[Records from a data source]

((

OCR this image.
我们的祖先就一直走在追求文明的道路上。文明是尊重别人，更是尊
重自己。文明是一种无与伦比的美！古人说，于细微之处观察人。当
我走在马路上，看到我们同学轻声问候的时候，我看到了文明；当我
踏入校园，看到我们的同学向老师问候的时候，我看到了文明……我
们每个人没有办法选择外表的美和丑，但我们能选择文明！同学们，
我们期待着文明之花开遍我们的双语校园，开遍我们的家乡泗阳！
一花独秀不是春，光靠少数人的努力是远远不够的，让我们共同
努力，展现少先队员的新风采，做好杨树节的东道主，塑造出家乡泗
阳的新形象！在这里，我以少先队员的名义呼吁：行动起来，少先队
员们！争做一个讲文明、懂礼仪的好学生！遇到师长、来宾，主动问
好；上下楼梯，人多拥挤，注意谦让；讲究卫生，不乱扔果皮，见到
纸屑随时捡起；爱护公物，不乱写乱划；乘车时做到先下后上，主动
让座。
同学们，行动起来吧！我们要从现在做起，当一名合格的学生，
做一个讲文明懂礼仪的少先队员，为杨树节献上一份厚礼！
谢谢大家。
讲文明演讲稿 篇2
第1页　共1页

))

Task description:
Recopy the entries above exactly, with every line included.

Task answer:
OCR this image.
我们的祖先就一直走在追求文明的道路上。文明是尊重别人，更是尊
重自己。文明是一种无与伦比的美！古人说，于细微之处观察人。当
我走在马路上，看到我们同学轻声问候的时候，我看到了文明；当我
踏入校园，看到我们的同学向老师问候的时候，我看到了文明……我
们每个人没有办法选择外表的美和丑，但我们能选择文明！同学们，
我们期待着文明之花开遍我们的双语校园，开遍我们的家乡泗阳！
一花独秀不是春，光靠少数人的努力是远远不够的，让我们共同
努力，展现少先队员的新风采，做好杨树节的东道主，塑造出家乡泗
阳的新形象！在这里，我以少先队员的名义呼吁：行动起来，少先队
员们！争做一个讲文明、懂礼仪的好学生！遇到师长、来宾，主动问
好；上下楼梯，人多拥挤，注意谦让；讲究卫生，不乱扔果皮，见到
纸屑随时捡起；爱护公物，不乱写乱划；乘车时做到先下后上，主动
让座。
同学们，行动起来吧！我们要从现在做起，当一名合格的学生，
做一个讲文明懂礼仪的少先队员，为杨树节献上一份厚礼！
谢谢大家。
讲文明演讲稿 篇2
第1页　共1页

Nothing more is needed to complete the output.